*PROBLEM DETAILS*: Check each line of the records below for the word "time" and copy those where it appears.

*INPUT RECORDS*:
****

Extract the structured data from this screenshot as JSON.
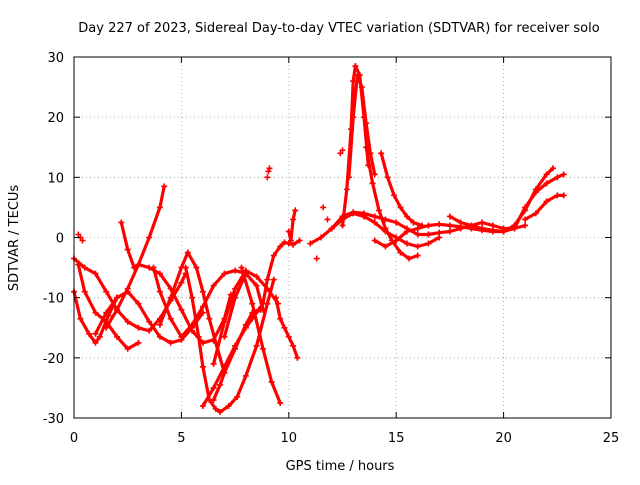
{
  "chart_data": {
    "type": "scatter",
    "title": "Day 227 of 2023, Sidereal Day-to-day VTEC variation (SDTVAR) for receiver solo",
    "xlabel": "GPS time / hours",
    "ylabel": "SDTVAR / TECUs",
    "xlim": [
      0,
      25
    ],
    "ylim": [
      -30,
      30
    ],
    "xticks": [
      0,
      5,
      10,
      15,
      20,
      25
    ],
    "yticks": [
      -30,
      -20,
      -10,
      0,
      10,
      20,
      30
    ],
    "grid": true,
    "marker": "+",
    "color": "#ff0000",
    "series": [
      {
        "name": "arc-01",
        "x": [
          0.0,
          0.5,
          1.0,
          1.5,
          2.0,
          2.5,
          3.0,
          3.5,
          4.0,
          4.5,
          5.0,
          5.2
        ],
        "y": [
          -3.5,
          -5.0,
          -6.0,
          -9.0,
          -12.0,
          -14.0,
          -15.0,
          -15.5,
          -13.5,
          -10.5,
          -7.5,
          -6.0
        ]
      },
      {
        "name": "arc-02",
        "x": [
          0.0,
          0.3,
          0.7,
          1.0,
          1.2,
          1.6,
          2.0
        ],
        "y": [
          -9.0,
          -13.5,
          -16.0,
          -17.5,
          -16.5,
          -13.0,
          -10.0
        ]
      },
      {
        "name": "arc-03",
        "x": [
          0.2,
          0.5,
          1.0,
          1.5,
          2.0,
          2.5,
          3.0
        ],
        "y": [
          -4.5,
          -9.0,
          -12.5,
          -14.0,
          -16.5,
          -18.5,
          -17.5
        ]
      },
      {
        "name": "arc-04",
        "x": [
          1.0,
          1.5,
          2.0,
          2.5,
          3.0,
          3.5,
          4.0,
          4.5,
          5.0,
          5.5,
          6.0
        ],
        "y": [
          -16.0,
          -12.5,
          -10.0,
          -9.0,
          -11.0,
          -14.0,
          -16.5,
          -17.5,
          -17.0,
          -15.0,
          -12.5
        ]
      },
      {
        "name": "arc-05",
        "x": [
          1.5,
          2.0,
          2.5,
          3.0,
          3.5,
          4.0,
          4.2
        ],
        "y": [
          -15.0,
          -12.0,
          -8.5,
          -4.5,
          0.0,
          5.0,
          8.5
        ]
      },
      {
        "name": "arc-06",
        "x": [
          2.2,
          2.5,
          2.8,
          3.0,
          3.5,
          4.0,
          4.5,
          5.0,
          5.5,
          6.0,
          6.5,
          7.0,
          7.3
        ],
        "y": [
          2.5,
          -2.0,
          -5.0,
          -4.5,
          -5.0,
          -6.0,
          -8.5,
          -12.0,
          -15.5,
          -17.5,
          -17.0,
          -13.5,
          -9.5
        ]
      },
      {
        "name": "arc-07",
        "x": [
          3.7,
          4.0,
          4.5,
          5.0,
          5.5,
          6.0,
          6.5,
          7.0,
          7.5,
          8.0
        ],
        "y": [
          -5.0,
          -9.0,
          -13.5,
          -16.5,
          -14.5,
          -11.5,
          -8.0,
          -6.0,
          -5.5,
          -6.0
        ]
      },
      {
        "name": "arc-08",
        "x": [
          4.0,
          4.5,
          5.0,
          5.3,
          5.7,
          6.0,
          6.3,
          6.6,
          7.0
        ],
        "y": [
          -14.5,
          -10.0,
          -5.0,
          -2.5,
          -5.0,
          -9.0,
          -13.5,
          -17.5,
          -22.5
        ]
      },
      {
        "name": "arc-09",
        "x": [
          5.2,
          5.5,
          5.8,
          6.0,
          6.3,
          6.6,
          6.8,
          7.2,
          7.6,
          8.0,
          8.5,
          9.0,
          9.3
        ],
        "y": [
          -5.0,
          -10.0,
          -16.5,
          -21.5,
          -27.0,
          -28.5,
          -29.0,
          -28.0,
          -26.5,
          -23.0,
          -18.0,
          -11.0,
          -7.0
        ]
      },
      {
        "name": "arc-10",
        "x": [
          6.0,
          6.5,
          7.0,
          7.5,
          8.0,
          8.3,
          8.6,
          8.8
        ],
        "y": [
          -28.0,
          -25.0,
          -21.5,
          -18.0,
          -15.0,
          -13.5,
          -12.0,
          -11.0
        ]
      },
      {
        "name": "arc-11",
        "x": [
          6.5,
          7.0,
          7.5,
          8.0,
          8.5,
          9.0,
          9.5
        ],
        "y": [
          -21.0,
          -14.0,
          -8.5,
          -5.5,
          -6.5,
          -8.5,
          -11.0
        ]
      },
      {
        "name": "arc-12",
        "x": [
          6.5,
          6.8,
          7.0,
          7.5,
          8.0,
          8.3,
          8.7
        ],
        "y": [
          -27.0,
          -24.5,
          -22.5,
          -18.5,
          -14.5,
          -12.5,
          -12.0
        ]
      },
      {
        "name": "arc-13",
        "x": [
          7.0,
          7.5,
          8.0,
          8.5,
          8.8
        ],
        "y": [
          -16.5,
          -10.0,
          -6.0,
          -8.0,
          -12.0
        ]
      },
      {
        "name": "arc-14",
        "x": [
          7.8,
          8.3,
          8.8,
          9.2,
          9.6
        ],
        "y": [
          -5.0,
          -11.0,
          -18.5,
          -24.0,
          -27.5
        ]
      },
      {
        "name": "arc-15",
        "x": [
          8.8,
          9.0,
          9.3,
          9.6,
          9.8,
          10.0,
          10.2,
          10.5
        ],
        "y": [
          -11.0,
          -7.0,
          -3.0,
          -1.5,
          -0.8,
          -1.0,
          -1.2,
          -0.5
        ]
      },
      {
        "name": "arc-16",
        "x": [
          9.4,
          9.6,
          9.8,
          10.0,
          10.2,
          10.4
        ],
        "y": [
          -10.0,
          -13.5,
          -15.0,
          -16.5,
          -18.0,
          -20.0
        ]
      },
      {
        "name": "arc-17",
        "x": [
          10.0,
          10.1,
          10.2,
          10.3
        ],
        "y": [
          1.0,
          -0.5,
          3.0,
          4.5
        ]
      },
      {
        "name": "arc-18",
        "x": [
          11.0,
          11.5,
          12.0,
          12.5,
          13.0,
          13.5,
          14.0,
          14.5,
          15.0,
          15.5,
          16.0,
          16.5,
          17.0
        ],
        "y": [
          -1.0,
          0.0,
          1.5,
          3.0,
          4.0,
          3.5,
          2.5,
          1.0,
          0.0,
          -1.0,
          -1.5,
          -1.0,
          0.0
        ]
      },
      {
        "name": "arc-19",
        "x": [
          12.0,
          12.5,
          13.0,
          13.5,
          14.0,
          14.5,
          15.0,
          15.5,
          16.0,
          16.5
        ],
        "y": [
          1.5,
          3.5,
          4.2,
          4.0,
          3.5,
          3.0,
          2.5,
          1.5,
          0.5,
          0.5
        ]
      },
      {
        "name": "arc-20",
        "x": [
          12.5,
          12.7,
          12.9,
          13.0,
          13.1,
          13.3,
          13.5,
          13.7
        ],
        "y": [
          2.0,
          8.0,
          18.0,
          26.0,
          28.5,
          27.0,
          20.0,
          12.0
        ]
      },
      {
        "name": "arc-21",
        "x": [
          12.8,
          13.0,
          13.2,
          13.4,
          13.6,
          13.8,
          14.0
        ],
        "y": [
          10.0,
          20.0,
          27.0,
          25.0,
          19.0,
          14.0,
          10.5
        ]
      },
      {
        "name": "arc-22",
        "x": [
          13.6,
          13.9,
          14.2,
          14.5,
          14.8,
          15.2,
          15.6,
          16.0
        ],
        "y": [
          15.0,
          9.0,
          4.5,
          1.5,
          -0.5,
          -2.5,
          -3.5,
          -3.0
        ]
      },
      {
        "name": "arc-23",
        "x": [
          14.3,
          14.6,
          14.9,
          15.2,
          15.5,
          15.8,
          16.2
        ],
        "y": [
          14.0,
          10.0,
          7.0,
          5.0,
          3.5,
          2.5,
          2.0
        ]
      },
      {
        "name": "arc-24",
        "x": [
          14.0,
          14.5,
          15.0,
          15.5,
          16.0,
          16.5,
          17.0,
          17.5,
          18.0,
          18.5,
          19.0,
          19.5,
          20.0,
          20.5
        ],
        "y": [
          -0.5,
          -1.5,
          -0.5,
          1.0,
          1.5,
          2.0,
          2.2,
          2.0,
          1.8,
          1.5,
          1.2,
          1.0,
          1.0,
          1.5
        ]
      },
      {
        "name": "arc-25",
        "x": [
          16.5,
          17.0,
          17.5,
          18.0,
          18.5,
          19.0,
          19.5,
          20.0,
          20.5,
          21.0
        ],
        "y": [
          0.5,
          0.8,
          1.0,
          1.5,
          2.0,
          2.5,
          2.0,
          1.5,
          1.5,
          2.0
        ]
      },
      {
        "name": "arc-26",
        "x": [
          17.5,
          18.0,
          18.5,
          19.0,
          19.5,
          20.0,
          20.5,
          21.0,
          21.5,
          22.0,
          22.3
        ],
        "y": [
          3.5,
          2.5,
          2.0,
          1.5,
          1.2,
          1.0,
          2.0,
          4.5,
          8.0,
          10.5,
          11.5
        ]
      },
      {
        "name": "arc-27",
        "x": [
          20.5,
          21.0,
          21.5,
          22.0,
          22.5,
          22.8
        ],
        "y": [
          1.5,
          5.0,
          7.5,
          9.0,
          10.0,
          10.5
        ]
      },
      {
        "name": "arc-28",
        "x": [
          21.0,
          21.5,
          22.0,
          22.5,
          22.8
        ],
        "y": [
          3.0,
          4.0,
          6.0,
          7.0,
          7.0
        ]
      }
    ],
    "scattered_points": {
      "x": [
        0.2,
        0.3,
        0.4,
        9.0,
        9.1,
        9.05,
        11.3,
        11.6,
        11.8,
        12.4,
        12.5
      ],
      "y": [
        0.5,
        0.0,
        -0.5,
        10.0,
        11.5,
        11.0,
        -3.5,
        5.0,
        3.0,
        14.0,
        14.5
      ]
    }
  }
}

****

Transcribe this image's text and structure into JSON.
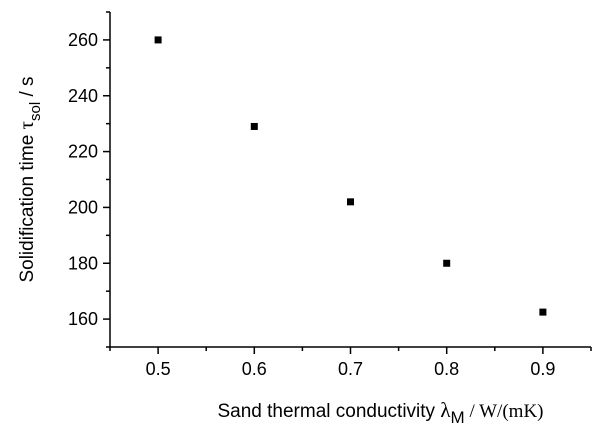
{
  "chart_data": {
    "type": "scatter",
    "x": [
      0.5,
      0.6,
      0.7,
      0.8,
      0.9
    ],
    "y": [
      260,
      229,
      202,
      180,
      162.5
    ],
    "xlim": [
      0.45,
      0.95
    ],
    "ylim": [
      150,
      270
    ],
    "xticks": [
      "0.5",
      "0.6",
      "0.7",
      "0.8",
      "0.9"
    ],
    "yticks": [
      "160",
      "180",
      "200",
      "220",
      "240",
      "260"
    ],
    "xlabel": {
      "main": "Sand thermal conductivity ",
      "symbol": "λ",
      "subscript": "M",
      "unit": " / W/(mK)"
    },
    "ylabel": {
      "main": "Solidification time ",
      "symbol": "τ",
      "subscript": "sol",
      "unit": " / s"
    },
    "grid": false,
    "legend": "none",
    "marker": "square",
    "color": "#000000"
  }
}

****

*FULL OUTPUT*:
    "xlabel": "GPS time / hours",
      "main": "Solidification time ",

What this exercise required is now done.